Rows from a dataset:

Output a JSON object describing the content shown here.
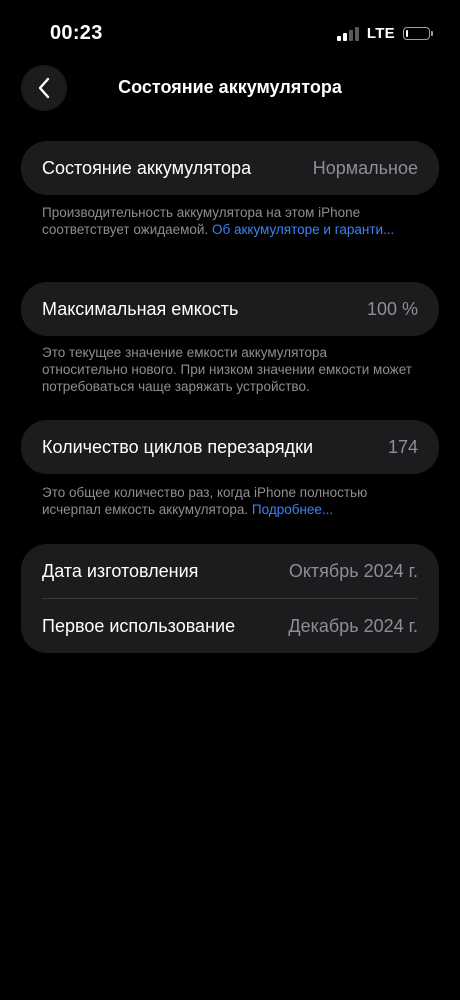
{
  "status_bar": {
    "time": "00:23",
    "network": "LTE"
  },
  "nav": {
    "title": "Состояние аккумулятора",
    "back_icon": "chevron-left-icon"
  },
  "battery_health": {
    "label": "Состояние аккумулятора",
    "value": "Нормальное",
    "footnote_text": "Производительность аккумулятора на этом iPhone соответствует ожидаемой. ",
    "footnote_link": "Об аккумуляторе и гаранти..."
  },
  "max_capacity": {
    "label": "Максимальная емкость",
    "value": "100 %",
    "footnote_text": "Это текущее значение емкости аккумулятора относительно нового. При низком значении емкости может потребоваться чаще заряжать устройство."
  },
  "cycle_count": {
    "label": "Количество циклов перезарядки",
    "value": "174",
    "footnote_text": "Это общее количество раз, когда iPhone полностью исчерпал емкость аккумулятора. ",
    "footnote_link": "Подробнее..."
  },
  "dates": {
    "manufacture_label": "Дата изготовления",
    "manufacture_value": "Октябрь 2024 г.",
    "first_use_label": "Первое использование",
    "first_use_value": "Декабрь 2024 г."
  },
  "colors": {
    "background": "#000000",
    "card": "#1c1c1e",
    "secondary_text": "#8e8e93",
    "link": "#3b82f6"
  }
}
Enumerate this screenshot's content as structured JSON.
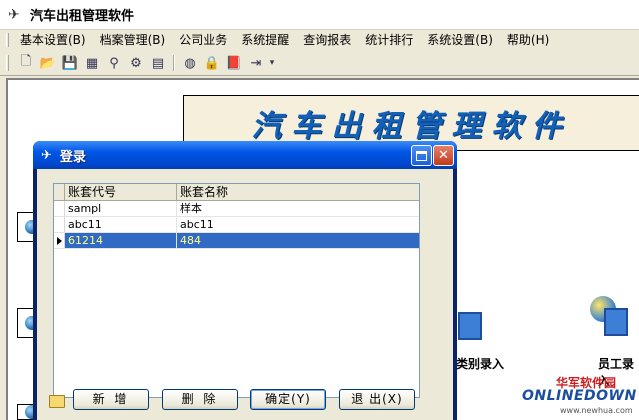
{
  "app": {
    "title": "汽车出租管理软件",
    "banner_text": "汽车出租管理软件"
  },
  "menu": [
    {
      "label": "基本设置(B)"
    },
    {
      "label": "档案管理(B)"
    },
    {
      "label": "公司业务"
    },
    {
      "label": "系统提醒"
    },
    {
      "label": "查询报表"
    },
    {
      "label": "统计排行"
    },
    {
      "label": "系统设置(B)"
    },
    {
      "label": "帮助(H)"
    }
  ],
  "toolbar": {
    "icons": [
      "new-doc-icon",
      "open-folder-icon",
      "save-icon",
      "calculator-icon",
      "search-icon",
      "tools-icon",
      "grid-icon",
      "globe-icon",
      "lock-icon",
      "book-icon",
      "exit-icon"
    ]
  },
  "background": {
    "labels": {
      "category_entry": "类别录入",
      "staff_entry": "员工录入"
    }
  },
  "watermark": {
    "cn": "华军软件园",
    "en": "ONLINEDOWN",
    "url": "www.newhua.com"
  },
  "dialog": {
    "title": "登录",
    "columns": [
      "账套代号",
      "账套名称"
    ],
    "rows": [
      {
        "code": "sampl",
        "name": "样本"
      },
      {
        "code": "abc11",
        "name": "abc11"
      },
      {
        "code": "61214",
        "name": "484"
      }
    ],
    "selected_row": 2,
    "buttons": {
      "add": "新 增",
      "delete": "删 除",
      "ok": "确定(Y)",
      "exit": "退 出(X)"
    }
  },
  "colors": {
    "titlebar": "#0055e5",
    "selection": "#316ac5",
    "banner_text": "#1260b8"
  }
}
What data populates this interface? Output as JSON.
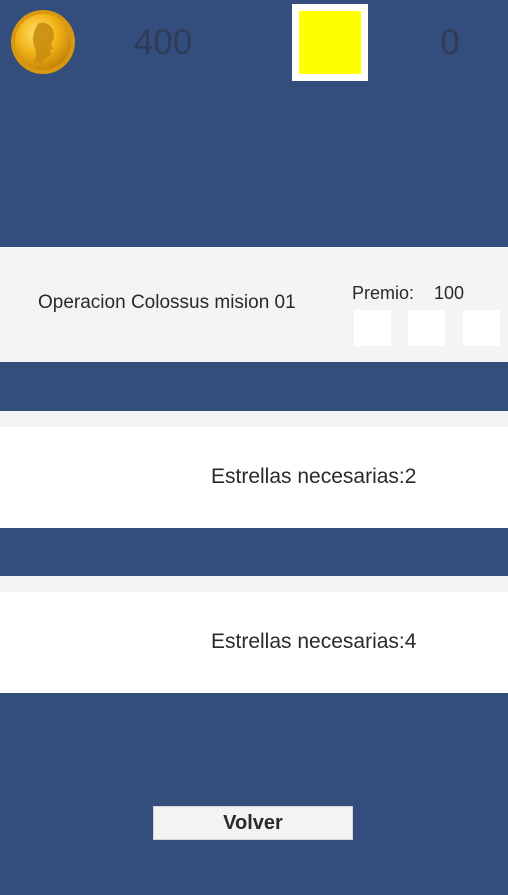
{
  "header": {
    "coins": "400",
    "stars": "0",
    "colors": {
      "background": "#334d7c",
      "coin_gold": "#f2b418",
      "star_fill": "#ffff00"
    }
  },
  "mission": {
    "title": "Operacion Colossus mision 01",
    "prize_label": "Premio:",
    "prize_value": "100",
    "stars_slots": 3
  },
  "locked_missions": [
    {
      "label": "Estrellas necesarias:2"
    },
    {
      "label": "Estrellas necesarias:4"
    }
  ],
  "footer": {
    "back_label": "Volver"
  },
  "icons": {
    "coin": "gold-coin-icon",
    "star": "star-box-icon"
  }
}
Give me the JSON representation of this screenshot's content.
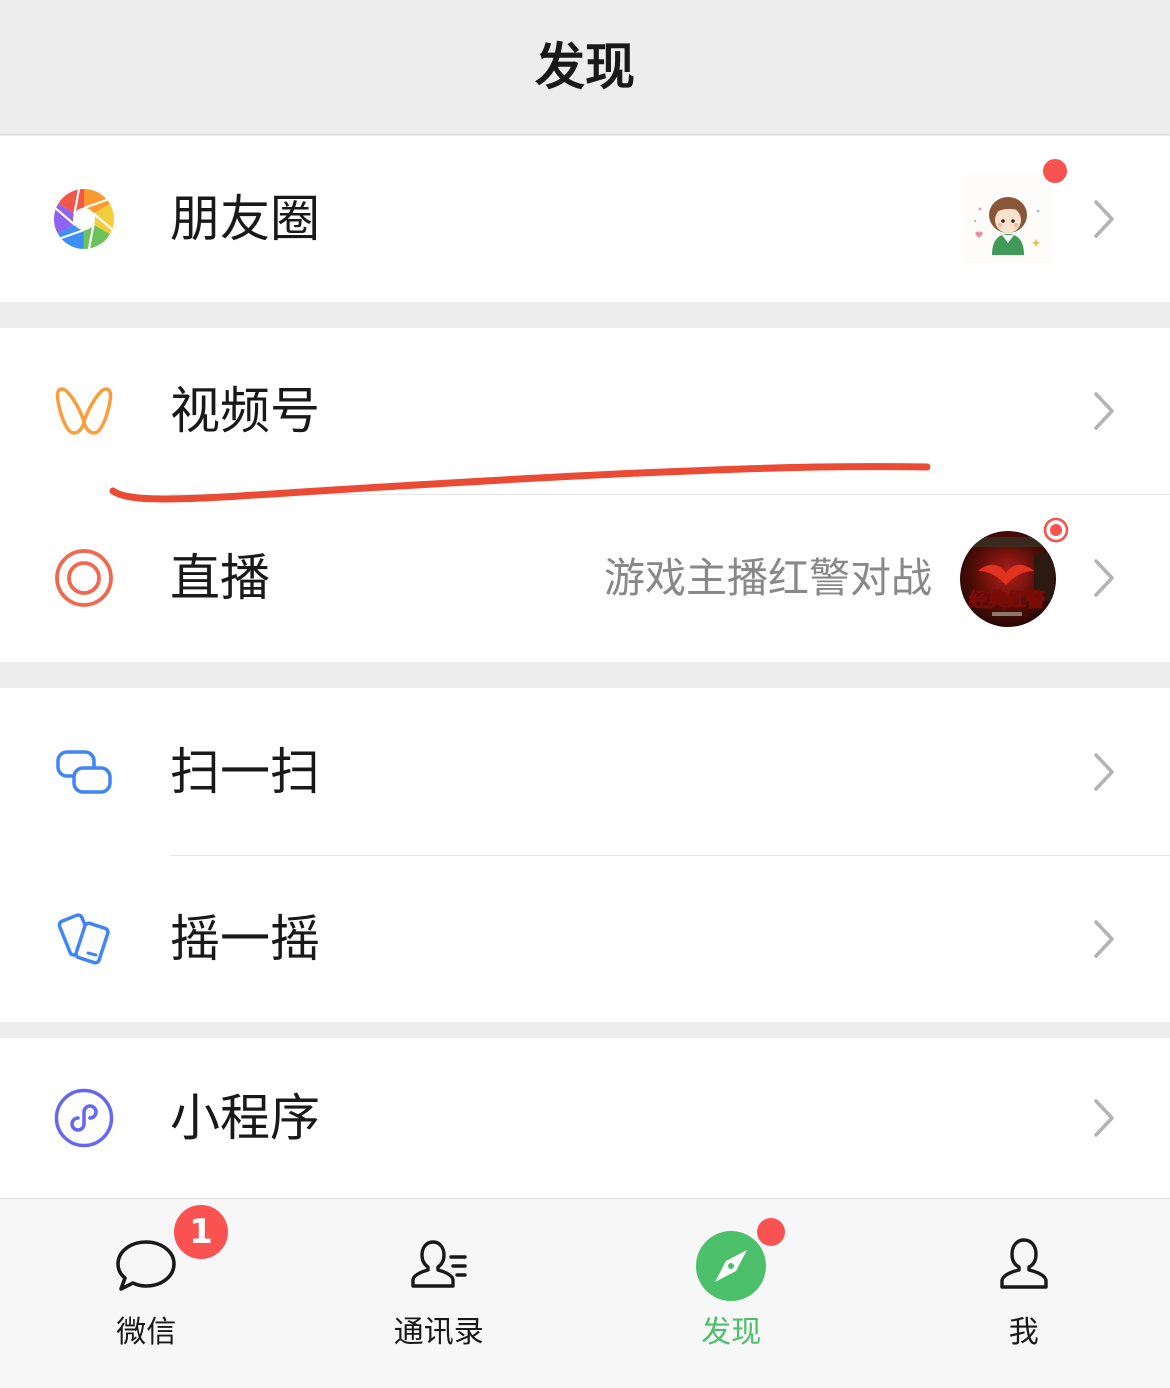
{
  "header": {
    "title": "发现"
  },
  "items": {
    "moments": {
      "label": "朋友圈",
      "icon": "moments-aperture-icon",
      "new_dot": true
    },
    "channels": {
      "label": "视频号",
      "icon": "channels-icon"
    },
    "live": {
      "label": "直播",
      "icon": "live-icon",
      "detail": "游戏主播红警对战",
      "thumbnail_text": "经典红警",
      "live_indicator": true
    },
    "scan": {
      "label": "扫一扫",
      "icon": "scan-icon"
    },
    "shake": {
      "label": "摇一摇",
      "icon": "shake-icon"
    },
    "mini_programs": {
      "label": "小程序",
      "icon": "mini-program-icon"
    }
  },
  "tabbar": {
    "tabs": [
      {
        "label": "微信",
        "icon": "chat-bubble-icon",
        "badge": "1"
      },
      {
        "label": "通讯录",
        "icon": "contacts-icon"
      },
      {
        "label": "发现",
        "icon": "compass-icon",
        "active": true,
        "dot": true
      },
      {
        "label": "我",
        "icon": "person-icon"
      }
    ]
  },
  "colors": {
    "background": "#ededed",
    "text": "#191919",
    "secondary_text": "#888888",
    "accent_green": "#4cbf6b",
    "badge_red": "#fa5151",
    "annotation_red": "#e94b35",
    "channels_orange": "#fa9d3b",
    "scan_blue": "#3f86f4",
    "mini_program_purple": "#6467f0"
  }
}
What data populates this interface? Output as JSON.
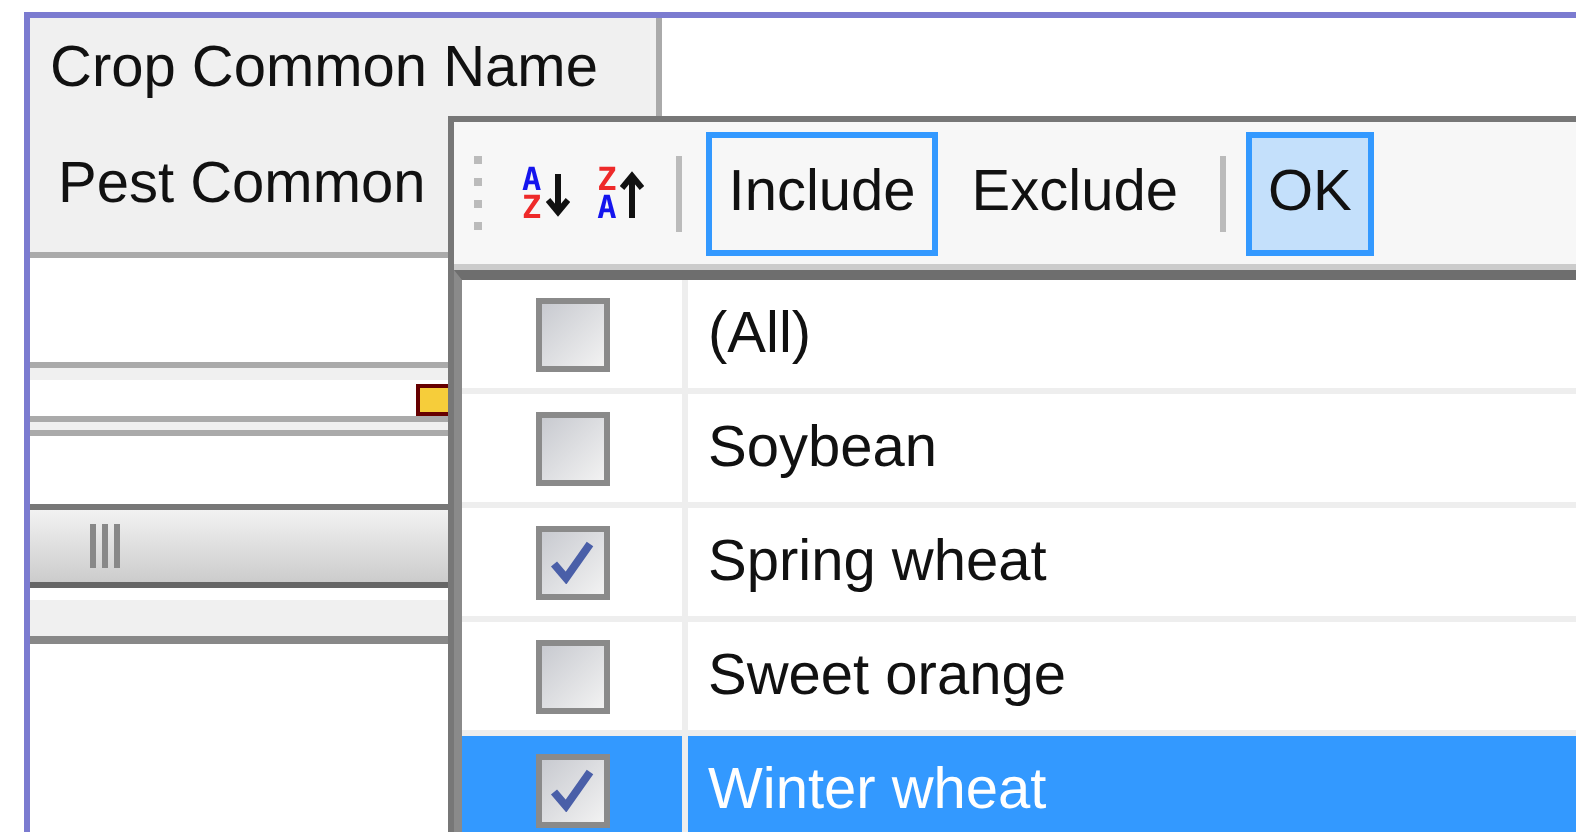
{
  "grid": {
    "header": "Crop Common Name",
    "row_label": "Pest Common"
  },
  "filter_popup": {
    "sort_buttons": [
      {
        "kind": "ascending",
        "upper": "A",
        "lower": "Z"
      },
      {
        "kind": "descending",
        "upper": "Z",
        "lower": "A"
      }
    ],
    "buttons": [
      {
        "label": "Include",
        "focused": true,
        "pressed": false
      },
      {
        "label": "Exclude",
        "focused": false,
        "pressed": false
      },
      {
        "label": "OK",
        "focused": false,
        "pressed": true
      }
    ],
    "items": [
      {
        "label": "(All)",
        "checked": false,
        "selected": false
      },
      {
        "label": "Soybean",
        "checked": false,
        "selected": false
      },
      {
        "label": "Spring wheat",
        "checked": true,
        "selected": false
      },
      {
        "label": "Sweet orange",
        "checked": false,
        "selected": false
      },
      {
        "label": "Winter wheat",
        "checked": true,
        "selected": true
      }
    ]
  }
}
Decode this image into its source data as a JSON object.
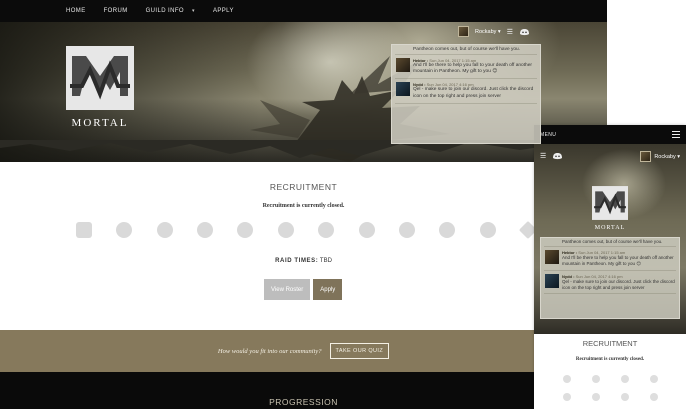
{
  "desktop": {
    "nav": {
      "items": [
        {
          "label": "HOME"
        },
        {
          "label": "FORUM"
        },
        {
          "label": "GUILD INFO"
        },
        {
          "label": "APPLY"
        }
      ],
      "dropdown_caret": "▾"
    },
    "brand": {
      "logo_text": "MORTAL"
    },
    "user": {
      "name": "Rockaby",
      "name_caret": "Rockaby ▾"
    },
    "shoutbox": {
      "partial_top": "Pantheon comes out, but of course we'll have you.",
      "messages": [
        {
          "author": "Hektor",
          "time": "Sun Jun 04, 2017 1:15 am",
          "text": "And I'll be there to help you fall to your death off another mountain in Pantheon. My gift to you 😊"
        },
        {
          "author": "Nydd",
          "time": "Sun Jun 04, 2017 4:16 pm",
          "text": "Qel - make sure to join our discord. Just click the discord icon on the top right and press join server"
        }
      ]
    },
    "recruitment": {
      "title": "RECRUITMENT",
      "status": "Recruitment is currently closed.",
      "raid_label": "RAID TIMES:",
      "raid_value": "TBD",
      "view_roster": "View Roster",
      "apply": "Apply"
    },
    "quiz": {
      "question": "How would you fit into our community?",
      "button": "TAKE OUR QUIZ"
    },
    "progression": {
      "title": "PROGRESSION"
    }
  },
  "mobile": {
    "menu_label": "MENU",
    "user": {
      "name_caret": "Rockaby ▾"
    },
    "brand": {
      "logo_text": "MORTAL"
    },
    "shoutbox": {
      "partial_top": "Pantheon comes out, but of course we'll have you.",
      "messages": [
        {
          "author": "Hektor",
          "time": "Sun Jun 04, 2017 1:15 am",
          "text": "And I'll be there to help you fall to your death off another mountain in Pantheon. My gift to you 😊"
        },
        {
          "author": "Nydd",
          "time": "Sun Jun 04, 2017 4:16 pm",
          "text": "Qel - make sure to join our discord. Just click the discord icon on the top right and press join server"
        }
      ]
    },
    "recruitment": {
      "title": "RECRUITMENT",
      "status": "Recruitment is currently closed."
    }
  },
  "colors": {
    "nav_bg": "#0b0b0b",
    "accent_bronze": "#7f735a",
    "quiz_band": "#86795c",
    "button_gray": "#bdbdbd"
  }
}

=== What the task requires ===
Identify every line holding the word "closed" and copy it out.

=== Solved exercise ===
      "status": "Recruitment is currently closed.",
      "status": "Recruitment is currently closed."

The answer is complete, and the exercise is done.